Records excerpted from a collection
*****

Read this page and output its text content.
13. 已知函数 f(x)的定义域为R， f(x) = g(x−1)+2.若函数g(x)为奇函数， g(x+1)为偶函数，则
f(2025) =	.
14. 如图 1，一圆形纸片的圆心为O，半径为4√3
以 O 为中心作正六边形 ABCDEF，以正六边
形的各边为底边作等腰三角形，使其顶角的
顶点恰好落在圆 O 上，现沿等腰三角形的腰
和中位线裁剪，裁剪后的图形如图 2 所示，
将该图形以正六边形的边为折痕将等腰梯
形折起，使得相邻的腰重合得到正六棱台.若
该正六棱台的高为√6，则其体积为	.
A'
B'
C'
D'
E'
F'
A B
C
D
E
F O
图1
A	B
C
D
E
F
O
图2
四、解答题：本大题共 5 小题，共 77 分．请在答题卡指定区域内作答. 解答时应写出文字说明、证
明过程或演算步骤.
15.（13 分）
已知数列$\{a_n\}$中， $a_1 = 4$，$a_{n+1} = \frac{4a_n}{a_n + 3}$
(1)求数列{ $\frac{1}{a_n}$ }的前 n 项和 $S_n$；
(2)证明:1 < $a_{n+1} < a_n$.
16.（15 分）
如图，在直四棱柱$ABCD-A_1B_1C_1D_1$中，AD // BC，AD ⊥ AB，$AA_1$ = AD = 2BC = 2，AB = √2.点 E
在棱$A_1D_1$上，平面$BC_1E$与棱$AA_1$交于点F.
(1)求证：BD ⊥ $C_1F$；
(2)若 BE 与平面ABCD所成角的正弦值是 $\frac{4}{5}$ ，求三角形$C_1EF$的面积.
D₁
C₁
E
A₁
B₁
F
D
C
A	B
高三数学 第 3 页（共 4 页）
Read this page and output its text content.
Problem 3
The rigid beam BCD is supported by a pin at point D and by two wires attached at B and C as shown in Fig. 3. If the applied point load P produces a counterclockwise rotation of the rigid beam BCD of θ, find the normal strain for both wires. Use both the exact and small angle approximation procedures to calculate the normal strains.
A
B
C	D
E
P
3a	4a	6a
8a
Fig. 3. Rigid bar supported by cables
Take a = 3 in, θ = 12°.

*****

Retype the listing above in full, with no alterations.

Task solution –
Read this page and output its text content.
13. 已知函数 f(x)的定义域为R， f(x) = g(x−1)+2.若函数g(x)为奇函数， g(x+1)为偶函数，则
f(2025) =	.
14. 如图 1，一圆形纸片的圆心为O，半径为4√3
以 O 为中心作正六边形 ABCDEF，以正六边
形的各边为底边作等腰三角形，使其顶角的
顶点恰好落在圆 O 上，现沿等腰三角形的腰
和中位线裁剪，裁剪后的图形如图 2 所示，
将该图形以正六边形的边为折痕将等腰梯
形折起，使得相邻的腰重合得到正六棱台.若
该正六棱台的高为√6，则其体积为	.
A'
B'
C'
D'
E'
F'
A B
C
D
E
F O
图1
A	B
C
D
E
F
O
图2
四、解答题：本大题共 5 小题，共 77 分．请在答题卡指定区域内作答. 解答时应写出文字说明、证
明过程或演算步骤.
15.（13 分）
已知数列$\{a_n\}$中， $a_1 = 4$，$a_{n+1} = \frac{4a_n}{a_n + 3}$
(1)求数列{ $\frac{1}{a_n}$ }的前 n 项和 $S_n$；
(2)证明:1 < $a_{n+1} < a_n$.
16.（15 分）
如图，在直四棱柱$ABCD-A_1B_1C_1D_1$中，AD // BC，AD ⊥ AB，$AA_1$ = AD = 2BC = 2，AB = √2.点 E
在棱$A_1D_1$上，平面$BC_1E$与棱$AA_1$交于点F.
(1)求证：BD ⊥ $C_1F$；
(2)若 BE 与平面ABCD所成角的正弦值是 $\frac{4}{5}$ ，求三角形$C_1EF$的面积.
D₁
C₁
E
A₁
B₁
F
D
C
A	B
高三数学 第 3 页（共 4 页）
Read this page and output its text content.
Problem 3
The rigid beam BCD is supported by a pin at point D and by two wires attached at B and C as shown in Fig. 3. If the applied point load P produces a counterclockwise rotation of the rigid beam BCD of θ, find the normal strain for both wires. Use both the exact and small angle approximation procedures to calculate the normal strains.
A
B
C	D
E
P
3a	4a	6a
8a
Fig. 3. Rigid bar supported by cables
Take a = 3 in, θ = 12°.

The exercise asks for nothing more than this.